[begin DATA SHOWN]

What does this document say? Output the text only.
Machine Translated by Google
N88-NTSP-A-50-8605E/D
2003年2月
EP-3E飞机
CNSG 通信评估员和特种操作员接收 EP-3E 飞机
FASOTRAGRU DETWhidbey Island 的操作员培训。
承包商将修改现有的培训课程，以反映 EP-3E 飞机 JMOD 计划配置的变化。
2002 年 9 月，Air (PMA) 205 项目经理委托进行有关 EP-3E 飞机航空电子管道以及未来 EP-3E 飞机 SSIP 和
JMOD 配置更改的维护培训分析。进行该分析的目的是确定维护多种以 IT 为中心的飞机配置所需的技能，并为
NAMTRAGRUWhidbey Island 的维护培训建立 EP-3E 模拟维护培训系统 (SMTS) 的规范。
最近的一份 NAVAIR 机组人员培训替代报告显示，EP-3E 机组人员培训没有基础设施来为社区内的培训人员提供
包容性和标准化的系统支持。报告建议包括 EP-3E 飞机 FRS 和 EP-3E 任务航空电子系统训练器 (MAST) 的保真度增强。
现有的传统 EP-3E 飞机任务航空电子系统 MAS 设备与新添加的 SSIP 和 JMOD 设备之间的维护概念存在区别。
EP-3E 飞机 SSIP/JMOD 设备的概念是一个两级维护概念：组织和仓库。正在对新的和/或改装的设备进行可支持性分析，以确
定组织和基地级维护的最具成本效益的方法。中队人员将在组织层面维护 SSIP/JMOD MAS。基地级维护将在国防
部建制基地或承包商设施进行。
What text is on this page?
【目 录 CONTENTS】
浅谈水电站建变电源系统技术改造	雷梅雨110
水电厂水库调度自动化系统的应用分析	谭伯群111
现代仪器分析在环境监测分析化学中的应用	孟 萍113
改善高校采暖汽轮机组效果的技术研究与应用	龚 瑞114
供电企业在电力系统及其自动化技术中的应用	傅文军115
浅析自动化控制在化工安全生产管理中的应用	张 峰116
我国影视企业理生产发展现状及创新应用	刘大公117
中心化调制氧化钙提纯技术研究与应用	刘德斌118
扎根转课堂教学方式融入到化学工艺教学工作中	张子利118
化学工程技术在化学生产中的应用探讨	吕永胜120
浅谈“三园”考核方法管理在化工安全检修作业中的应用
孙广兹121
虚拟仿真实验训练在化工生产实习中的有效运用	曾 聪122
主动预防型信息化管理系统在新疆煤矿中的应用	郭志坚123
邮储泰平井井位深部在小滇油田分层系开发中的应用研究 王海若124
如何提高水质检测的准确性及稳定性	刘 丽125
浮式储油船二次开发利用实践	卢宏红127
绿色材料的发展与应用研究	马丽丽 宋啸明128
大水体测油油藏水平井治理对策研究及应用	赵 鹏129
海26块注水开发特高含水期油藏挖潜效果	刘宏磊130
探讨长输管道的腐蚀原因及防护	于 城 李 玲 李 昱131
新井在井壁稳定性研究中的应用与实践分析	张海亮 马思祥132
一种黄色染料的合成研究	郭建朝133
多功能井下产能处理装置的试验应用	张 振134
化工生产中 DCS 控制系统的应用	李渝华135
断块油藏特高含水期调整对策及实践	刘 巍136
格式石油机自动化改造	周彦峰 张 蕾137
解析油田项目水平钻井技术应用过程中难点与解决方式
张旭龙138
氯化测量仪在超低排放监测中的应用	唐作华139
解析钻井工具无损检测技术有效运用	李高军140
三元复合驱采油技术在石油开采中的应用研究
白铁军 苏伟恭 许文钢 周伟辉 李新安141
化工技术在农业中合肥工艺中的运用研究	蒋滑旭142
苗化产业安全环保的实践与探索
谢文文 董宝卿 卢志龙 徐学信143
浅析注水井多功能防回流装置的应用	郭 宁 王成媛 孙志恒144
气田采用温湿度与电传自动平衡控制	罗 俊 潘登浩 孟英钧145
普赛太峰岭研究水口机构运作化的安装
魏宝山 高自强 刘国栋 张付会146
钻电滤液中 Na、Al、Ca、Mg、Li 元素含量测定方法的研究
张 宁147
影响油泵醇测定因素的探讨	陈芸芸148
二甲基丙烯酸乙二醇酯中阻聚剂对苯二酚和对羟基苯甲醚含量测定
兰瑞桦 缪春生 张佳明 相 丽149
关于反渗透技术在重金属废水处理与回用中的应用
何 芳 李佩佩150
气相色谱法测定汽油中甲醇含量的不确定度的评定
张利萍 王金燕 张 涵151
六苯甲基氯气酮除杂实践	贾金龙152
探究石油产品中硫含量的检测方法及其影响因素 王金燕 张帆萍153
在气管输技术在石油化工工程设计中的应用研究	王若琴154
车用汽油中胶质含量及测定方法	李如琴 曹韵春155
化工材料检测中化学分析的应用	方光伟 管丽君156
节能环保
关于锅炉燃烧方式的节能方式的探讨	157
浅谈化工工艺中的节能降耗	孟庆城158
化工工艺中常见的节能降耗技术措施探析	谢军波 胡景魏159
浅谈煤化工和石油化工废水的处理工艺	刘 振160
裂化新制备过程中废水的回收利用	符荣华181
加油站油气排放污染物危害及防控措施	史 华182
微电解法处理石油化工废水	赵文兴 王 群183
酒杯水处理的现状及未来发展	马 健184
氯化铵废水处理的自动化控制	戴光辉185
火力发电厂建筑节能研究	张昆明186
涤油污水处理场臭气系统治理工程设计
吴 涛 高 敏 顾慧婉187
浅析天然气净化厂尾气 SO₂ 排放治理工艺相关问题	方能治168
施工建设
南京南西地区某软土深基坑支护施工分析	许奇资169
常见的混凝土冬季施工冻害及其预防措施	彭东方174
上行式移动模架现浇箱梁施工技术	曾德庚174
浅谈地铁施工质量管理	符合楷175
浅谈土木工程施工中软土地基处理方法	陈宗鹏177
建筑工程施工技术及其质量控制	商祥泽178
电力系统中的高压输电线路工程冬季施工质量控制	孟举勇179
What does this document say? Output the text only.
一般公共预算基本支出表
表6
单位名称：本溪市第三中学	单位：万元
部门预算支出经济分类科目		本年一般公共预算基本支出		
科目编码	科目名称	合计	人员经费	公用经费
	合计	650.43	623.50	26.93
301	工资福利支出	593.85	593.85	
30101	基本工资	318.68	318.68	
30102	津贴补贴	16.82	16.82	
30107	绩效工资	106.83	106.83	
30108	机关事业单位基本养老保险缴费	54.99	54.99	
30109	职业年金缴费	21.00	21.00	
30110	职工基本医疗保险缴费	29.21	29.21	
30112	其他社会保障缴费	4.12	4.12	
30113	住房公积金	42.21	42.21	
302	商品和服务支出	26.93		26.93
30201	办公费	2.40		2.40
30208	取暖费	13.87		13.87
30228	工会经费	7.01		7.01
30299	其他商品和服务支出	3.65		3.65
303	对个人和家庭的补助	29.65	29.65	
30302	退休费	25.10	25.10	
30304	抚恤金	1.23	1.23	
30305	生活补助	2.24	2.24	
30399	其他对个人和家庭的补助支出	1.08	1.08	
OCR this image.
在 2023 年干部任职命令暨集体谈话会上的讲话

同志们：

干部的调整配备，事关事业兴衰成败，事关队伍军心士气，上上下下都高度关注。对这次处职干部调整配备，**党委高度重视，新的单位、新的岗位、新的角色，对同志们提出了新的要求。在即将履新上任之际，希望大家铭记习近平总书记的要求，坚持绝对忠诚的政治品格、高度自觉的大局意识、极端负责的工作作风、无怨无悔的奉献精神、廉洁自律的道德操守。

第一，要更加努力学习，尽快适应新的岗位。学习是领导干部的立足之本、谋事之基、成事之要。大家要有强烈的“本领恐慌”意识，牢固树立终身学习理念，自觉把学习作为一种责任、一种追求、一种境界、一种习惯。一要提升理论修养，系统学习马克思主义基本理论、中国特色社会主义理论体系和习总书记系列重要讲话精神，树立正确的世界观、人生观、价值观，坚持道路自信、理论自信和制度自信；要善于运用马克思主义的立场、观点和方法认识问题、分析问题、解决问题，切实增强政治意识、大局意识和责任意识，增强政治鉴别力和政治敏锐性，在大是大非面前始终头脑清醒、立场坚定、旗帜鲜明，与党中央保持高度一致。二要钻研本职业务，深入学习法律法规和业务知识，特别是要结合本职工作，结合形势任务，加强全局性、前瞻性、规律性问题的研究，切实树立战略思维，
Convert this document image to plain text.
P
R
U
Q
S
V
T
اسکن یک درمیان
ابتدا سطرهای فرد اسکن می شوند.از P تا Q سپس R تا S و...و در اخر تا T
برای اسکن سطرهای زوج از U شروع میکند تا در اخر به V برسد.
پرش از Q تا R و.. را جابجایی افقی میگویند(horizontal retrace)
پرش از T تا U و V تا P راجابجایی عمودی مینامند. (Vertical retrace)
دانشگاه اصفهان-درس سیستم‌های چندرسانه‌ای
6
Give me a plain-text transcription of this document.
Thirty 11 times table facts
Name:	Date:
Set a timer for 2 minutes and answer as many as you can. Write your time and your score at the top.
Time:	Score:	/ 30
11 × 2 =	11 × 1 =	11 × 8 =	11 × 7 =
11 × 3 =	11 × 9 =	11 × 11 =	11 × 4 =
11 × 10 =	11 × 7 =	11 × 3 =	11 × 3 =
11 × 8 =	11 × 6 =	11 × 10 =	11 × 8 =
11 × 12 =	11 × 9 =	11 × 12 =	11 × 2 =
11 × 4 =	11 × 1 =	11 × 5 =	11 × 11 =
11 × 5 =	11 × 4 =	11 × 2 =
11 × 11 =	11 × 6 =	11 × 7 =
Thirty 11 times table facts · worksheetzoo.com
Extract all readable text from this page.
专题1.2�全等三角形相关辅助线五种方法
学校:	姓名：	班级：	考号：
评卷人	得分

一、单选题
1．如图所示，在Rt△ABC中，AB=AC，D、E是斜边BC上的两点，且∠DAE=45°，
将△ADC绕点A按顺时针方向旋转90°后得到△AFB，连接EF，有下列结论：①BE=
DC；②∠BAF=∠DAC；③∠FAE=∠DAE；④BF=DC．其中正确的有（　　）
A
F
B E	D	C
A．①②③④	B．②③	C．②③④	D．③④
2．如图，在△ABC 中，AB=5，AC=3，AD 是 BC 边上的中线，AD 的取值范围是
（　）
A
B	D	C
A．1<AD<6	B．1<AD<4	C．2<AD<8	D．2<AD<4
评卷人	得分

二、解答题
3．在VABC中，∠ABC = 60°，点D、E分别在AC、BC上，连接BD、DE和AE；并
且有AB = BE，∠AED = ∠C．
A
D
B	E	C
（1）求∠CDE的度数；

[end DATA SHOWN]

[WHAT IS NEEDED]: Give only the number of lines in the preceding material that contain the string "Thirty".

[ANSWER IN FULL]: 2